* _Given data_:
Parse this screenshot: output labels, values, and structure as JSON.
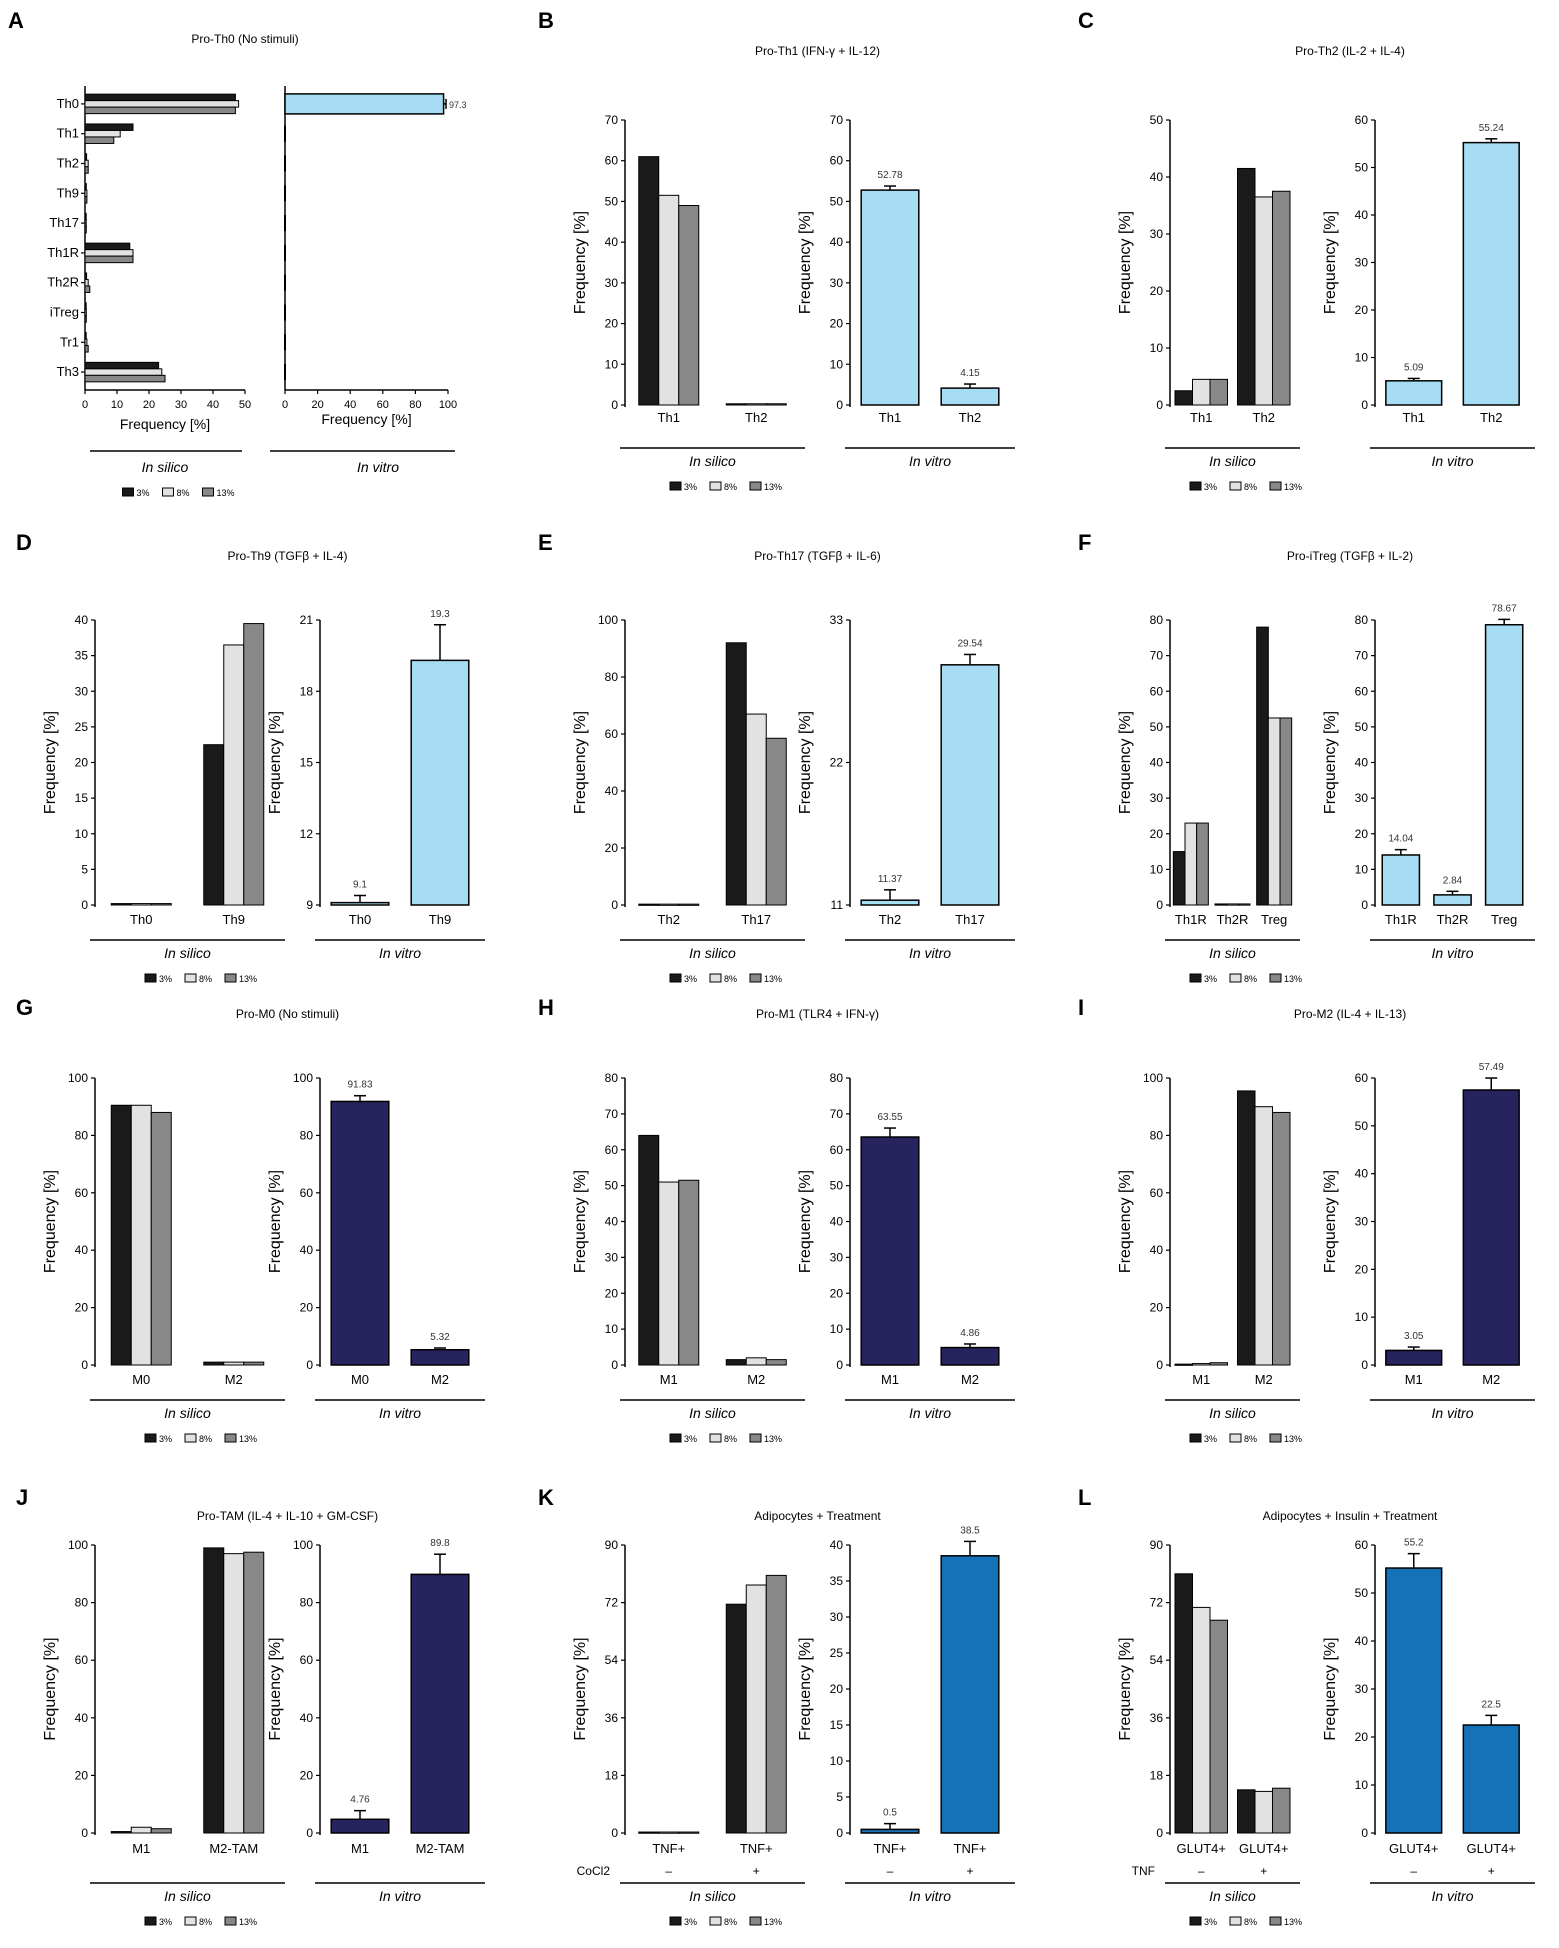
{
  "colors": {
    "silico": [
      "#1a1a1a",
      "#e2e2e2",
      "#888888"
    ],
    "vitro_th": "#a6ddf2",
    "vitro_mac": "#26235e",
    "vitro_adip": "#1672b8"
  },
  "common": {
    "ylabel": "Frequency [%]",
    "xlabel": "Frequency [%]",
    "silico_label": "In silico",
    "vitro_label": "In vitro",
    "legend": [
      "3%",
      "8%",
      "13%"
    ]
  },
  "chart_data": [
    {
      "panel": "A",
      "type": "bar",
      "orientation": "horizontal",
      "title": "Pro-Th0 (No stimuli)",
      "categories": [
        "Th0",
        "Th1",
        "Th2",
        "Th9",
        "Th17",
        "Th1R",
        "Th2R",
        "iTreg",
        "Tr1",
        "Th3"
      ],
      "silico": {
        "series": [
          {
            "name": "3%",
            "values": [
              47,
              15,
              0.5,
              0.4,
              0.3,
              14,
              0.5,
              0.3,
              0.3,
              23
            ]
          },
          {
            "name": "8%",
            "values": [
              48,
              11,
              1,
              0.6,
              0.3,
              15,
              1,
              0.4,
              0.6,
              24
            ]
          },
          {
            "name": "13%",
            "values": [
              47,
              9,
              1,
              0.6,
              0.4,
              15,
              1.5,
              0.4,
              1,
              25
            ]
          }
        ],
        "xlim": [
          0,
          50
        ],
        "ticks": [
          0,
          10,
          20,
          30,
          40,
          50
        ]
      },
      "vitro": {
        "values": [
          97.3,
          0,
          0,
          0,
          0,
          0,
          0,
          0,
          0,
          0
        ],
        "errors": [
          1.5,
          0,
          0,
          0,
          0,
          0,
          0,
          0,
          0,
          0
        ],
        "labels": [
          "97.3",
          null,
          null,
          null,
          null,
          null,
          null,
          null,
          null,
          null
        ],
        "xlim": [
          0,
          100
        ],
        "ticks": [
          0,
          20,
          40,
          60,
          80,
          100
        ],
        "color": "th"
      }
    },
    {
      "panel": "B",
      "type": "bar",
      "title": "Pro-Th1 (IFN-γ + IL-12)",
      "categories": [
        "Th1",
        "Th2"
      ],
      "silico": {
        "series": [
          {
            "name": "3%",
            "values": [
              61,
              0.3
            ]
          },
          {
            "name": "8%",
            "values": [
              51.5,
              0.3
            ]
          },
          {
            "name": "13%",
            "values": [
              49,
              0.3
            ]
          }
        ],
        "ylim": [
          0,
          70
        ],
        "ticks": [
          0,
          10,
          20,
          30,
          40,
          50,
          60,
          70
        ]
      },
      "vitro": {
        "values": [
          52.78,
          4.15
        ],
        "errors": [
          1,
          1
        ],
        "labels": [
          "52.78",
          "4.15"
        ],
        "ylim": [
          0,
          70
        ],
        "ticks": [
          0,
          10,
          20,
          30,
          40,
          50,
          60,
          70
        ],
        "color": "th"
      }
    },
    {
      "panel": "C",
      "type": "bar",
      "title": "Pro-Th2 (IL-2 + IL-4)",
      "categories": [
        "Th1",
        "Th2"
      ],
      "silico": {
        "series": [
          {
            "name": "3%",
            "values": [
              2.5,
              41.5
            ]
          },
          {
            "name": "8%",
            "values": [
              4.5,
              36.5
            ]
          },
          {
            "name": "13%",
            "values": [
              4.5,
              37.5
            ]
          }
        ],
        "ylim": [
          0,
          50
        ],
        "ticks": [
          0,
          10,
          20,
          30,
          40,
          50
        ]
      },
      "vitro": {
        "values": [
          5.09,
          55.24
        ],
        "errors": [
          0.5,
          0.8
        ],
        "labels": [
          "5.09",
          "55.24"
        ],
        "ylim": [
          0,
          60
        ],
        "ticks": [
          0,
          10,
          20,
          30,
          40,
          50,
          60
        ],
        "color": "th"
      }
    },
    {
      "panel": "D",
      "type": "bar",
      "title": "Pro-Th9 (TGFβ + IL-4)",
      "categories": [
        "Th0",
        "Th9"
      ],
      "silico": {
        "series": [
          {
            "name": "3%",
            "values": [
              0.2,
              22.5
            ]
          },
          {
            "name": "8%",
            "values": [
              0.2,
              36.5
            ]
          },
          {
            "name": "13%",
            "values": [
              0.2,
              39.5
            ]
          }
        ],
        "ylim": [
          0,
          40
        ],
        "ticks": [
          0,
          5,
          10,
          15,
          20,
          25,
          30,
          35,
          40
        ]
      },
      "vitro": {
        "values": [
          9.1,
          19.3
        ],
        "errors": [
          0.3,
          1.5
        ],
        "labels": [
          "9.1",
          "19.3"
        ],
        "ylim": [
          9,
          21
        ],
        "ticks": [
          9,
          12,
          15,
          18,
          21
        ],
        "color": "th"
      }
    },
    {
      "panel": "E",
      "type": "bar",
      "title": "Pro-Th17 (TGFβ + IL-6)",
      "categories": [
        "Th2",
        "Th17"
      ],
      "silico": {
        "series": [
          {
            "name": "3%",
            "values": [
              0.3,
              92
            ]
          },
          {
            "name": "8%",
            "values": [
              0.3,
              67
            ]
          },
          {
            "name": "13%",
            "values": [
              0.3,
              58.5
            ]
          }
        ],
        "ylim": [
          0,
          100
        ],
        "ticks": [
          0,
          20,
          40,
          60,
          80,
          100
        ]
      },
      "vitro": {
        "values": [
          11.37,
          29.54
        ],
        "errors": [
          0.8,
          0.8
        ],
        "labels": [
          "11.37",
          "29.54"
        ],
        "ylim": [
          11,
          33
        ],
        "ticks": [
          11,
          22,
          33
        ],
        "color": "th"
      }
    },
    {
      "panel": "F",
      "type": "bar",
      "title": "Pro-iTreg (TGFβ + IL-2)",
      "categories": [
        "Th1R",
        "Th2R",
        "Treg"
      ],
      "silico": {
        "series": [
          {
            "name": "3%",
            "values": [
              15,
              0.3,
              78
            ]
          },
          {
            "name": "8%",
            "values": [
              23,
              0.3,
              52.5
            ]
          },
          {
            "name": "13%",
            "values": [
              23,
              0.3,
              52.5
            ]
          }
        ],
        "ylim": [
          0,
          80
        ],
        "ticks": [
          0,
          10,
          20,
          30,
          40,
          50,
          60,
          70,
          80
        ]
      },
      "vitro": {
        "values": [
          14.04,
          2.84,
          78.67
        ],
        "errors": [
          1.5,
          1,
          1.5
        ],
        "labels": [
          "14.04",
          "2.84",
          "78.67"
        ],
        "ylim": [
          0,
          80
        ],
        "ticks": [
          0,
          10,
          20,
          30,
          40,
          50,
          60,
          70,
          80
        ],
        "color": "th"
      }
    },
    {
      "panel": "G",
      "type": "bar",
      "title": "Pro-M0 (No stimuli)",
      "categories": [
        "M0",
        "M2"
      ],
      "silico": {
        "series": [
          {
            "name": "3%",
            "values": [
              90.5,
              1
            ]
          },
          {
            "name": "8%",
            "values": [
              90.5,
              1
            ]
          },
          {
            "name": "13%",
            "values": [
              88,
              1
            ]
          }
        ],
        "ylim": [
          0,
          100
        ],
        "ticks": [
          0,
          20,
          40,
          60,
          80,
          100
        ]
      },
      "vitro": {
        "values": [
          91.83,
          5.32
        ],
        "errors": [
          2,
          0.6
        ],
        "labels": [
          "91.83",
          "5.32"
        ],
        "ylim": [
          0,
          100
        ],
        "ticks": [
          0,
          20,
          40,
          60,
          80,
          100
        ],
        "color": "mac"
      }
    },
    {
      "panel": "H",
      "type": "bar",
      "title": "Pro-M1 (TLR4 + IFN-γ)",
      "categories": [
        "M1",
        "M2"
      ],
      "silico": {
        "series": [
          {
            "name": "3%",
            "values": [
              64,
              1.5
            ]
          },
          {
            "name": "8%",
            "values": [
              51,
              2
            ]
          },
          {
            "name": "13%",
            "values": [
              51.5,
              1.5
            ]
          }
        ],
        "ylim": [
          0,
          80
        ],
        "ticks": [
          0,
          10,
          20,
          30,
          40,
          50,
          60,
          70,
          80
        ]
      },
      "vitro": {
        "values": [
          63.55,
          4.86
        ],
        "errors": [
          2.5,
          1
        ],
        "labels": [
          "63.55",
          "4.86"
        ],
        "ylim": [
          0,
          80
        ],
        "ticks": [
          0,
          10,
          20,
          30,
          40,
          50,
          60,
          70,
          80
        ],
        "color": "mac"
      }
    },
    {
      "panel": "I",
      "type": "bar",
      "title": "Pro-M2 (IL-4 + IL-13)",
      "categories": [
        "M1",
        "M2"
      ],
      "silico": {
        "series": [
          {
            "name": "3%",
            "values": [
              0.3,
              95.5
            ]
          },
          {
            "name": "8%",
            "values": [
              0.5,
              90
            ]
          },
          {
            "name": "13%",
            "values": [
              0.8,
              88
            ]
          }
        ],
        "ylim": [
          0,
          100
        ],
        "ticks": [
          0,
          20,
          40,
          60,
          80,
          100
        ]
      },
      "vitro": {
        "values": [
          3.05,
          57.49
        ],
        "errors": [
          0.7,
          2.5
        ],
        "labels": [
          "3.05",
          "57.49"
        ],
        "ylim": [
          0,
          60
        ],
        "ticks": [
          0,
          10,
          20,
          30,
          40,
          50,
          60
        ],
        "color": "mac"
      }
    },
    {
      "panel": "J",
      "type": "bar",
      "title": "Pro-TAM (IL-4 + IL-10 + GM-CSF)",
      "categories": [
        "M1",
        "M2-TAM"
      ],
      "silico": {
        "series": [
          {
            "name": "3%",
            "values": [
              0.5,
              99
            ]
          },
          {
            "name": "8%",
            "values": [
              2,
              97
            ]
          },
          {
            "name": "13%",
            "values": [
              1.5,
              97.5
            ]
          }
        ],
        "ylim": [
          0,
          100
        ],
        "ticks": [
          0,
          20,
          40,
          60,
          80,
          100
        ]
      },
      "vitro": {
        "values": [
          4.76,
          89.8
        ],
        "errors": [
          3,
          7
        ],
        "labels": [
          "4.76",
          "89.8"
        ],
        "ylim": [
          0,
          100
        ],
        "ticks": [
          0,
          20,
          40,
          60,
          80,
          100
        ],
        "color": "mac"
      }
    },
    {
      "panel": "K",
      "type": "bar",
      "title": "Adipocytes + Treatment",
      "categories": [
        "TNF+",
        "TNF+"
      ],
      "treatment": {
        "label": "CoCl2",
        "values": [
          "–",
          "+"
        ]
      },
      "silico": {
        "series": [
          {
            "name": "3%",
            "values": [
              0.3,
              71.5
            ]
          },
          {
            "name": "8%",
            "values": [
              0.3,
              77.5
            ]
          },
          {
            "name": "13%",
            "values": [
              0.3,
              80.5
            ]
          }
        ],
        "ylim": [
          0,
          90
        ],
        "ticks": [
          0,
          18,
          36,
          54,
          72,
          90
        ]
      },
      "vitro": {
        "values": [
          0.5,
          38.5
        ],
        "errors": [
          0.8,
          2
        ],
        "labels": [
          "0.5",
          "38.5"
        ],
        "ylim": [
          0,
          40
        ],
        "ticks": [
          0,
          5,
          10,
          15,
          20,
          25,
          30,
          35,
          40
        ],
        "color": "adip"
      }
    },
    {
      "panel": "L",
      "type": "bar",
      "title": "Adipocytes + Insulin + Treatment",
      "categories": [
        "GLUT4+",
        "GLUT4+"
      ],
      "treatment": {
        "label": "TNF",
        "values": [
          "–",
          "+"
        ]
      },
      "silico": {
        "series": [
          {
            "name": "3%",
            "values": [
              81,
              13.5
            ]
          },
          {
            "name": "8%",
            "values": [
              70.5,
              13
            ]
          },
          {
            "name": "13%",
            "values": [
              66.5,
              14
            ]
          }
        ],
        "ylim": [
          0,
          90
        ],
        "ticks": [
          0,
          18,
          36,
          54,
          72,
          90
        ]
      },
      "vitro": {
        "values": [
          55.2,
          22.5
        ],
        "errors": [
          3,
          2
        ],
        "labels": [
          "55.2",
          "22.5"
        ],
        "ylim": [
          0,
          60
        ],
        "ticks": [
          0,
          10,
          20,
          30,
          40,
          50,
          60
        ],
        "color": "adip"
      }
    }
  ]
}
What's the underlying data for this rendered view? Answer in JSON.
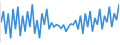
{
  "chart_data": {
    "type": "line",
    "color": "#3a8fd6",
    "tick_labels": false,
    "grid": false,
    "x": [
      0,
      1,
      2,
      3,
      4,
      5,
      6,
      7,
      8,
      9,
      10,
      11,
      12,
      13,
      14,
      15,
      16,
      17,
      18,
      19,
      20,
      21,
      22,
      23,
      24,
      25,
      26,
      27,
      28,
      29,
      30,
      31,
      32,
      33,
      34,
      35,
      36,
      37,
      38,
      39,
      40,
      41,
      42,
      43,
      44,
      45,
      46,
      47,
      48,
      49
    ],
    "values": [
      55,
      80,
      30,
      75,
      20,
      85,
      40,
      90,
      25,
      70,
      35,
      80,
      45,
      95,
      30,
      60,
      20,
      75,
      50,
      85,
      40,
      55,
      45,
      50,
      48,
      42,
      50,
      35,
      45,
      52,
      50,
      60,
      40,
      70,
      30,
      75,
      45,
      80,
      35,
      65,
      50,
      85,
      40,
      70,
      55,
      90,
      45,
      75,
      60,
      95
    ],
    "xlim": [
      0,
      49
    ],
    "ylim": [
      10,
      100
    ]
  }
}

* _Set exercise_: Go through the preceding material and copy each line that has the word "panel".

* _The response_:
      "panel": "A",
      "panel": "B",
      "panel": "C",
      "panel": "D",
      "panel": "E",
      "panel": "F",
      "panel": "G",
      "panel": "H",
      "panel": "I",
      "panel": "J",
      "panel": "K",
      "panel": "L",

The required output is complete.